* Aim of the task *
Which lines hold the word "exercise"? Show each of them.

* Given data *
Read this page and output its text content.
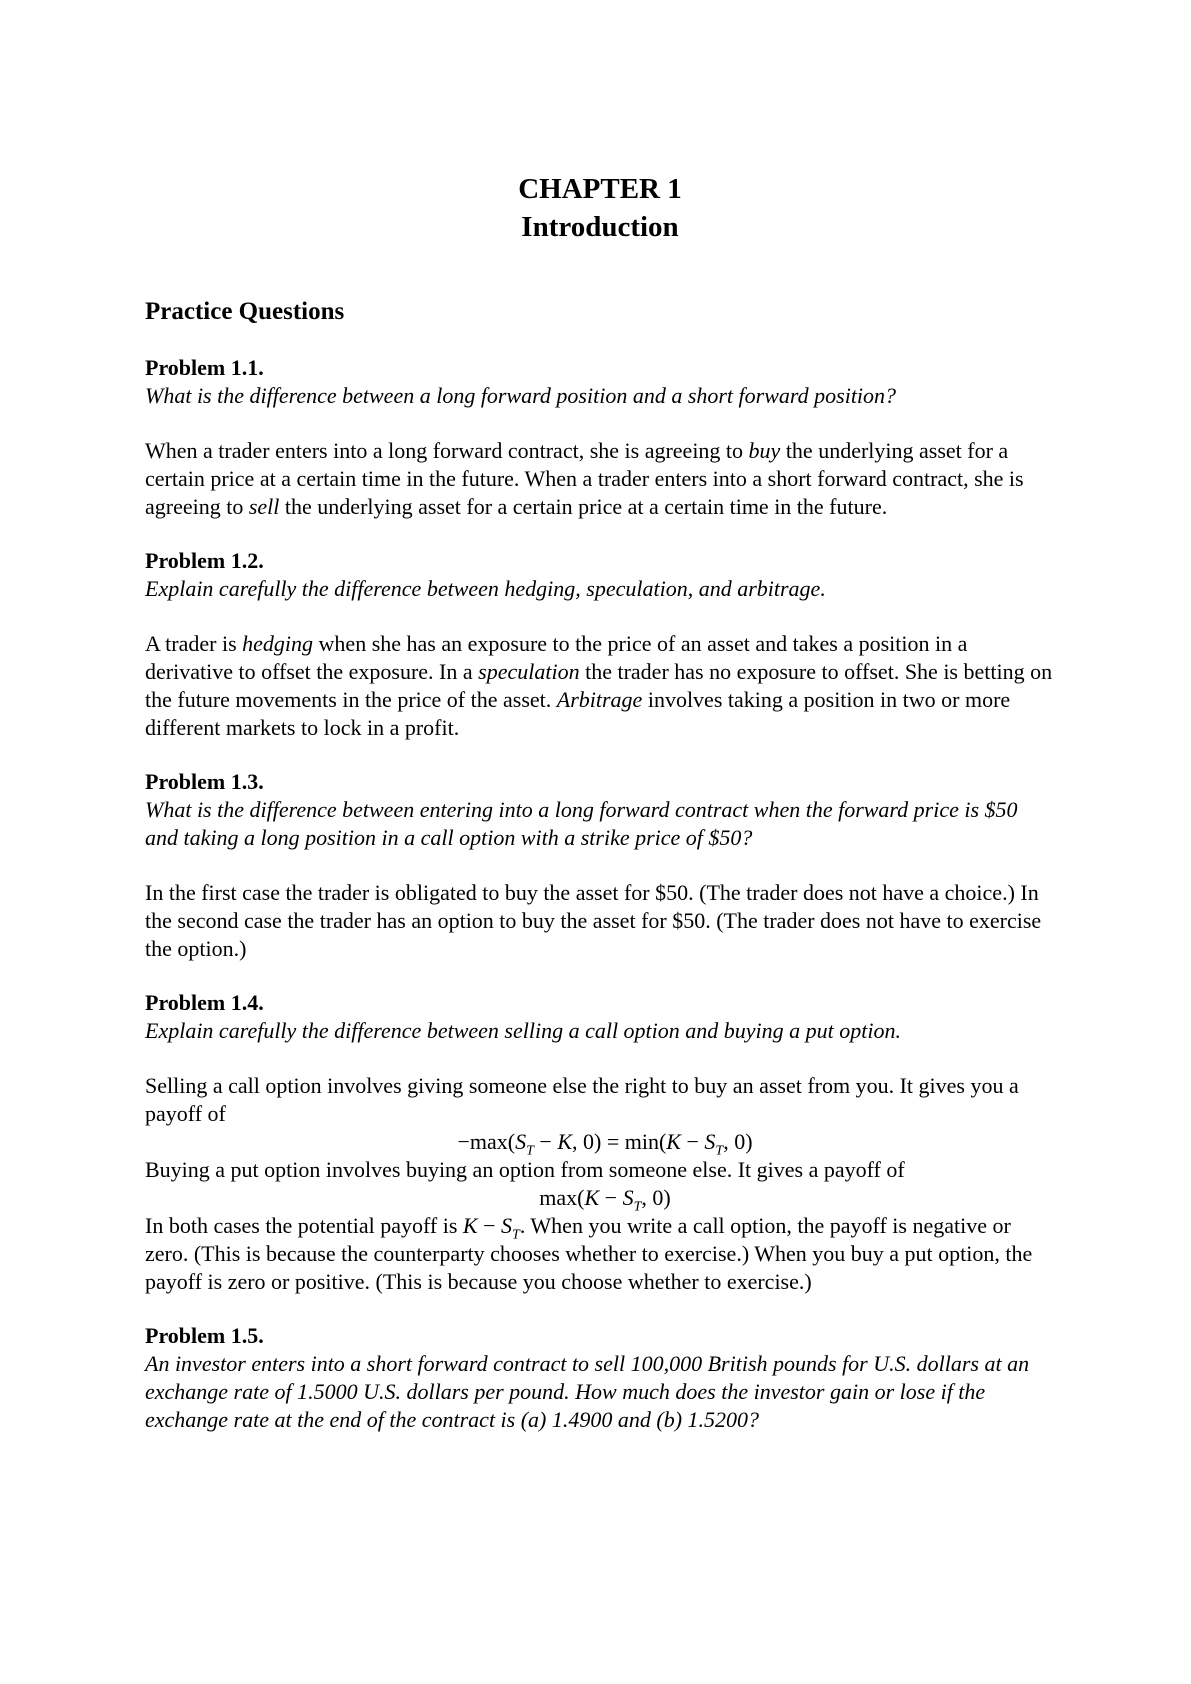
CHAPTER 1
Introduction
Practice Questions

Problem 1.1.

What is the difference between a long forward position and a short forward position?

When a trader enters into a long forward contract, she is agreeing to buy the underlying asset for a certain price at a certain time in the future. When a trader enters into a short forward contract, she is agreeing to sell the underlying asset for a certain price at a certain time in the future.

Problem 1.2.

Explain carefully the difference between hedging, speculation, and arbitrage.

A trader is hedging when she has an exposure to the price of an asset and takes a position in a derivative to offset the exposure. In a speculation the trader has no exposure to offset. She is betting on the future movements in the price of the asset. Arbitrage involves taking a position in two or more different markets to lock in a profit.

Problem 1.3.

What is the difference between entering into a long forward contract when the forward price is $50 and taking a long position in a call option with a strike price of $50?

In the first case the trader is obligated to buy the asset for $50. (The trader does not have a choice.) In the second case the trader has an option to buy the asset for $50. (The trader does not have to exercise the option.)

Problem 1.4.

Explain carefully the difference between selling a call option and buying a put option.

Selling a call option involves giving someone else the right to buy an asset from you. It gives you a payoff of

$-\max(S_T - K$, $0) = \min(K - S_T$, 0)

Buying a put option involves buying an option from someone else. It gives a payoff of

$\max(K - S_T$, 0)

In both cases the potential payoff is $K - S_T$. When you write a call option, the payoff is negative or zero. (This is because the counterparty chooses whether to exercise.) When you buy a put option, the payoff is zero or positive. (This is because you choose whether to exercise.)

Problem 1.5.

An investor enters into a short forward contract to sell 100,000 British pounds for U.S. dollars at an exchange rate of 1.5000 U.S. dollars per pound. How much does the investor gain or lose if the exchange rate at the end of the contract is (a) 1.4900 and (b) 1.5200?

...

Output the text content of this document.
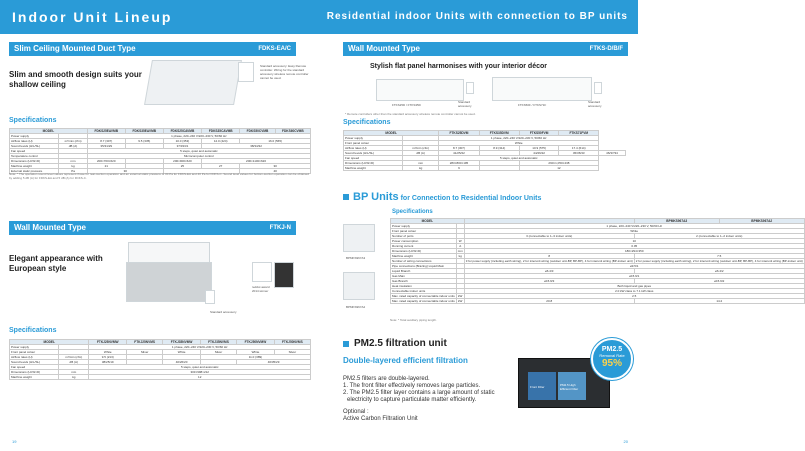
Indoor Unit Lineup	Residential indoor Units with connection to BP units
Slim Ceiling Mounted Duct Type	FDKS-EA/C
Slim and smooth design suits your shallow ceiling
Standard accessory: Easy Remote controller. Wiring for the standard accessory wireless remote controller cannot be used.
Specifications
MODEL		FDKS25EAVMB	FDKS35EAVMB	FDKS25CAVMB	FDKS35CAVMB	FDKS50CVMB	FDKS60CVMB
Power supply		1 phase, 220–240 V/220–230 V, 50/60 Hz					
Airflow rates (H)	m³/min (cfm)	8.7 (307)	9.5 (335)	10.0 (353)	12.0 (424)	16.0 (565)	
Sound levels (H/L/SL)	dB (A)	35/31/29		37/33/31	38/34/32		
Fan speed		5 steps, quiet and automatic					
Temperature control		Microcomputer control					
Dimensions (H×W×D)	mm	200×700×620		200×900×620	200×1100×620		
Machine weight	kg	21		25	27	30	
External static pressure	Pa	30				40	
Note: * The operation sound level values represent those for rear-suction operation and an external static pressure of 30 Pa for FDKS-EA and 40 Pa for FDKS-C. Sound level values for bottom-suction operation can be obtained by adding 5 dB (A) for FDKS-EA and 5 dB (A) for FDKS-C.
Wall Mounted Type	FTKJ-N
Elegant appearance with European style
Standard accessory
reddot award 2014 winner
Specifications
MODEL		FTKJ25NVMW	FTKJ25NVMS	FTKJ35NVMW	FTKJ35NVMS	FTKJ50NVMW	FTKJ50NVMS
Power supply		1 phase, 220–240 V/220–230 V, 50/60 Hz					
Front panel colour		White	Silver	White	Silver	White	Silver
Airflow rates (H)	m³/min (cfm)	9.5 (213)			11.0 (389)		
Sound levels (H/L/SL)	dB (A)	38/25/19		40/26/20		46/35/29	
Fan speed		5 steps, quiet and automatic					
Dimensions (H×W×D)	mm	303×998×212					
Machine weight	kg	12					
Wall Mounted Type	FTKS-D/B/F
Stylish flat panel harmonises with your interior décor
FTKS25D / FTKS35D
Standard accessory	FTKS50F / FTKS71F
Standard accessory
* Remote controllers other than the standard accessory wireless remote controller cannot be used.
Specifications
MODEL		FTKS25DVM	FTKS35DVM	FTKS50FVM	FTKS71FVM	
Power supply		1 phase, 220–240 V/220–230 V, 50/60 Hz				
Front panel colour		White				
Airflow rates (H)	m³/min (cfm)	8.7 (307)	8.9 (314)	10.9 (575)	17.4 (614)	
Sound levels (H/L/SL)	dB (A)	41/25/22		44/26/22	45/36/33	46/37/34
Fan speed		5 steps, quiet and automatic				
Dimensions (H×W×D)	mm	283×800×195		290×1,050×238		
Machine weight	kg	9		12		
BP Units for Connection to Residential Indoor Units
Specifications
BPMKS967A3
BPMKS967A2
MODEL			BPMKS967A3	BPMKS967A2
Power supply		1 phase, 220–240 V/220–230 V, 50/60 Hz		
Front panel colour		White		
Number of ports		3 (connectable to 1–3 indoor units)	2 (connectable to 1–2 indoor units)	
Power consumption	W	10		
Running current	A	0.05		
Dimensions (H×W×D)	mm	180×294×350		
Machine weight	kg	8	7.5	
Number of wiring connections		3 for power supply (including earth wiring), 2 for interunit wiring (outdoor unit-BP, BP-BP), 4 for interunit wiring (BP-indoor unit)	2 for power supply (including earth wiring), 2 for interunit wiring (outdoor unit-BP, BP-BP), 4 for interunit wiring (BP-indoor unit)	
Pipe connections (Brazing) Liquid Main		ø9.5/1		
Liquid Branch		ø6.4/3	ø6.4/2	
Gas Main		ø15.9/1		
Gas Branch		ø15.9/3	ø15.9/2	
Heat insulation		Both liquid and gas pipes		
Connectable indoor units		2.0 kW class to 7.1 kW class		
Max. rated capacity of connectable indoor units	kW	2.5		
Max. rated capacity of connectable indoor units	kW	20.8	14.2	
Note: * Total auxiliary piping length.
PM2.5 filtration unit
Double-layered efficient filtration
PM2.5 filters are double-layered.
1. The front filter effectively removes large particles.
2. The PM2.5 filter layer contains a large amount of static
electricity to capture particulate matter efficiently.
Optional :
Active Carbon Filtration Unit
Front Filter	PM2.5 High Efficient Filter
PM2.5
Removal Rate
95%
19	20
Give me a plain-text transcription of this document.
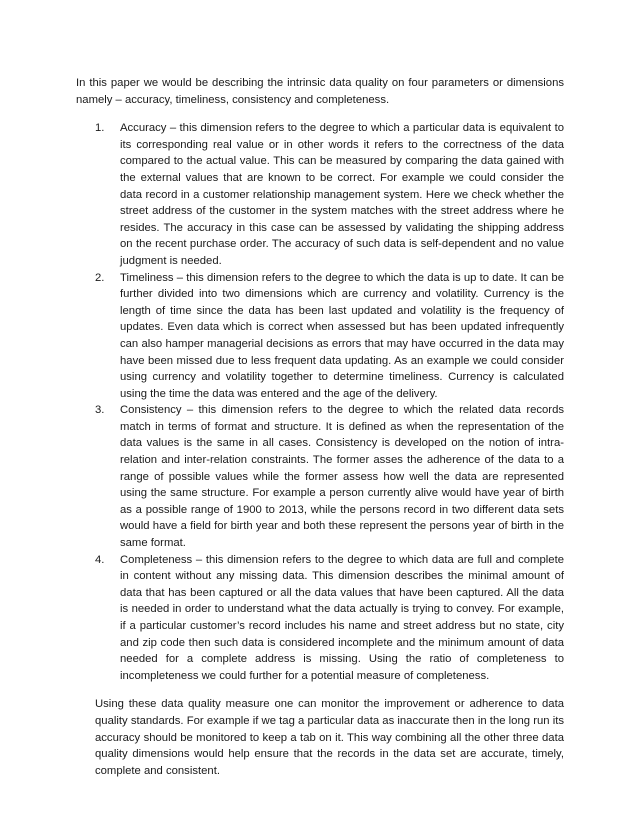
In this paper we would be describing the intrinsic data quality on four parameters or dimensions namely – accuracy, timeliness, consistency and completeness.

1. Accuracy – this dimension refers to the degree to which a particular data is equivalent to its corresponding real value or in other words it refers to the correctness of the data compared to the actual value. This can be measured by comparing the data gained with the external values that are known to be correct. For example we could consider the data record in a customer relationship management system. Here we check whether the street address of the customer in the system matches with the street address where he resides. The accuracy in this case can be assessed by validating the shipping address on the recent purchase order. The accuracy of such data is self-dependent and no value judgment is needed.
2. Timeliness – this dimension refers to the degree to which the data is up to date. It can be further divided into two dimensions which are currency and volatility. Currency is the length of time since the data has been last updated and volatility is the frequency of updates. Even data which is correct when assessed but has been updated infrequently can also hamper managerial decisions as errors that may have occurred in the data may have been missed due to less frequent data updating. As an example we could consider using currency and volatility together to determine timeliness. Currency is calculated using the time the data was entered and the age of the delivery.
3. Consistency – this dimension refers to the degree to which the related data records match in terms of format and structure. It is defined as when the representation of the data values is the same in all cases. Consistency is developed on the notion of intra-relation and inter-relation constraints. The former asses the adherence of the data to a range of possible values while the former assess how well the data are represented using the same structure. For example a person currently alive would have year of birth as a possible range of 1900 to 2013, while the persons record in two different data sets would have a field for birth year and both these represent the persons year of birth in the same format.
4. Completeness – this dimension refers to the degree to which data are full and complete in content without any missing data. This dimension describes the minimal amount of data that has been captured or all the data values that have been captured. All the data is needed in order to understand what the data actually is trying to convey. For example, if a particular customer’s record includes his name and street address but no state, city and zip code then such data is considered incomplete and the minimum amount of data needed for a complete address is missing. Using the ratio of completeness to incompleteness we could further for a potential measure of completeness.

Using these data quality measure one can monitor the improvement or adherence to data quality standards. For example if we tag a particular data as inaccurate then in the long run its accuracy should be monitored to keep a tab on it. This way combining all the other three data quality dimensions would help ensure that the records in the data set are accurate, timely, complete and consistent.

...

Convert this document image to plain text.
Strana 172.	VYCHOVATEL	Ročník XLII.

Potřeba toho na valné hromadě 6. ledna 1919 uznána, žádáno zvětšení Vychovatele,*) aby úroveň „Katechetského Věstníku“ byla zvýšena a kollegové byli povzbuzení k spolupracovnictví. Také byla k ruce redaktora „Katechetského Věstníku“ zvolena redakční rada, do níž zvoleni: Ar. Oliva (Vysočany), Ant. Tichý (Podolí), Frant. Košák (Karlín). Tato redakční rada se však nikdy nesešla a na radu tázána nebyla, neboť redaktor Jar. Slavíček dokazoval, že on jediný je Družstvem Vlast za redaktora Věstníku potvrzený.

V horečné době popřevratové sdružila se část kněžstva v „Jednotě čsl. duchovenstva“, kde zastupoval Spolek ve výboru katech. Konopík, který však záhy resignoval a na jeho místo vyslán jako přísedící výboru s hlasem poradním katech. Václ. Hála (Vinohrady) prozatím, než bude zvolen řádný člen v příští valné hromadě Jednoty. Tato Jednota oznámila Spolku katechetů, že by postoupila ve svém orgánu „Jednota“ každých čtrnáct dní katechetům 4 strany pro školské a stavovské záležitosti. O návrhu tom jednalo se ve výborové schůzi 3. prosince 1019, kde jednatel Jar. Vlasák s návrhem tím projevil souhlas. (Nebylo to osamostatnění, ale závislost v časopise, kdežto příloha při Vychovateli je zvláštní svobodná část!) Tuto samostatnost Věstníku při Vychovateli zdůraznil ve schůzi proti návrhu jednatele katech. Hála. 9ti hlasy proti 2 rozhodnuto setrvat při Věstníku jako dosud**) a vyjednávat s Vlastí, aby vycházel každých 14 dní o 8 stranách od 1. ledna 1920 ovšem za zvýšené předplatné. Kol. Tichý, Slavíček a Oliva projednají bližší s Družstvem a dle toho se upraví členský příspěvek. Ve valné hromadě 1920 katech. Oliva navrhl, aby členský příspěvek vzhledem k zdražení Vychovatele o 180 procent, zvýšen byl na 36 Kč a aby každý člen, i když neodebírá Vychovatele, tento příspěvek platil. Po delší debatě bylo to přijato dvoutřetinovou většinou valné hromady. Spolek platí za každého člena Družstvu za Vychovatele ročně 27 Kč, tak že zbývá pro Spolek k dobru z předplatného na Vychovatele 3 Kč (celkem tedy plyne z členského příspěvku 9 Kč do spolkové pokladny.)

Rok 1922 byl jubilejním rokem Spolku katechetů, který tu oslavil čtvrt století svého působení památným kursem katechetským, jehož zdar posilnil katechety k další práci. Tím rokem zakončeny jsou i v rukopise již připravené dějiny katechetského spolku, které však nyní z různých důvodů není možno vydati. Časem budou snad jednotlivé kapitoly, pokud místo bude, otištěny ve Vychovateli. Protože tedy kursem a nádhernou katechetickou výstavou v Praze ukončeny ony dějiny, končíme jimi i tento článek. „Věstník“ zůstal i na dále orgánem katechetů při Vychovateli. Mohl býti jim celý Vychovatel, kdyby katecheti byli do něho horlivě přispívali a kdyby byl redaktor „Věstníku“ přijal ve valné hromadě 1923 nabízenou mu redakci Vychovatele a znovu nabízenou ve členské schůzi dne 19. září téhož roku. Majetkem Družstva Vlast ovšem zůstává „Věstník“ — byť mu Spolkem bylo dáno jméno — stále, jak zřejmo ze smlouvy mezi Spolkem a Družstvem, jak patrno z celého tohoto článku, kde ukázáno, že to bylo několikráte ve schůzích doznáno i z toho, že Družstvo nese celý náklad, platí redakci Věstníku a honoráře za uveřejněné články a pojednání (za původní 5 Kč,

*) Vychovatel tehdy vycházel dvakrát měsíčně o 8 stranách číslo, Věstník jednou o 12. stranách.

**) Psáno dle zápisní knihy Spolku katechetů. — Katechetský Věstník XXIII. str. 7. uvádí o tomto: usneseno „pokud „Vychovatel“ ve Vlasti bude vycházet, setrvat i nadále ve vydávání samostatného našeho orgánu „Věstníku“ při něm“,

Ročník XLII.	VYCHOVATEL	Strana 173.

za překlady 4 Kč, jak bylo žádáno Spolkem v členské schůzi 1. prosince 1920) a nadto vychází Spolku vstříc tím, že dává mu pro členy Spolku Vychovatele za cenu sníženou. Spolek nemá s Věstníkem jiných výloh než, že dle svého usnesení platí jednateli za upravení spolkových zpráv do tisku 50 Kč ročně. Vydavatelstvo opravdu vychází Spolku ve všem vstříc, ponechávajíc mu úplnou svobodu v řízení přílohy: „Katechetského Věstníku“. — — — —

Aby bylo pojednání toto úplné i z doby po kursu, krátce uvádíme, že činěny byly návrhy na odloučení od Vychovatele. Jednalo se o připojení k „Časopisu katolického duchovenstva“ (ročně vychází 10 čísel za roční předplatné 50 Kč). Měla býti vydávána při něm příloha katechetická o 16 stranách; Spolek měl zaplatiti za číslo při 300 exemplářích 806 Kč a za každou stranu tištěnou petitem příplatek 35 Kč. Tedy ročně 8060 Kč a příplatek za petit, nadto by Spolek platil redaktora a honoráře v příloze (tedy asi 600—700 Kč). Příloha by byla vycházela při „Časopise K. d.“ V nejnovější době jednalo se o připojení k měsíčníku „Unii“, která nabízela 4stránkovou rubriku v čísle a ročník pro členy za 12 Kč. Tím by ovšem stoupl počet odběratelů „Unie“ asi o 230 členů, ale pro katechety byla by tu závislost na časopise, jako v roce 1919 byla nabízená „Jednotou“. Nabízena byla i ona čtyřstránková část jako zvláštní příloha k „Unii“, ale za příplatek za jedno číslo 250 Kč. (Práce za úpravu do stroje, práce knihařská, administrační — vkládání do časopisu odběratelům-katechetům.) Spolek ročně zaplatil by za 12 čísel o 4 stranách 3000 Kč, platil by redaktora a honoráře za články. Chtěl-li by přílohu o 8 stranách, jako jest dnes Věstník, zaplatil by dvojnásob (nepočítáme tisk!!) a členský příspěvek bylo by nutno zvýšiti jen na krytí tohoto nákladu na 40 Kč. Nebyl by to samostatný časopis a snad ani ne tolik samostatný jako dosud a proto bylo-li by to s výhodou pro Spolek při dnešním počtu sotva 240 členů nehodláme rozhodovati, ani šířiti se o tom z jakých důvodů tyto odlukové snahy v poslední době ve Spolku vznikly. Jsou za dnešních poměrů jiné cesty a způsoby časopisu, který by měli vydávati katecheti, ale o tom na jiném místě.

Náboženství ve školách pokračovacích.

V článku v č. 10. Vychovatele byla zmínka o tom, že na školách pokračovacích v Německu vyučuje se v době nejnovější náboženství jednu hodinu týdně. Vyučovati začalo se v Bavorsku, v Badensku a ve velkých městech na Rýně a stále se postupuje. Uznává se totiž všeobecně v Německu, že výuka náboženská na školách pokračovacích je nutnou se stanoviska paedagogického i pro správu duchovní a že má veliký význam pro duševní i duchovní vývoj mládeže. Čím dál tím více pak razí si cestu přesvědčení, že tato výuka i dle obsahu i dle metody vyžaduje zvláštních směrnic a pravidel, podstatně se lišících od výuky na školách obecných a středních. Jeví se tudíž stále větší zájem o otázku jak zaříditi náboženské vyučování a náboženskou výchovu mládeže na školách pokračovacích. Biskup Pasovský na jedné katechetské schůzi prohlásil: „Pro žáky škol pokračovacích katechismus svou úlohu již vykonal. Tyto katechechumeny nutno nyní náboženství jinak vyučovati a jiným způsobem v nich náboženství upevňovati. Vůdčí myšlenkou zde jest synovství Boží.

* Task response *
In the first case the trader is obligated to buy the asset for $50. (The trader does not have a choice.) In the second case the trader has an option to buy the asset for $50. (The trader does not have to exercise the option.)
In both cases the potential payoff is $K - S_T$. When you write a call option, the payoff is negative or zero. (This is because the counterparty chooses whether to exercise.) When you buy a put option, the payoff is zero or positive. (This is because you choose whether to exercise.)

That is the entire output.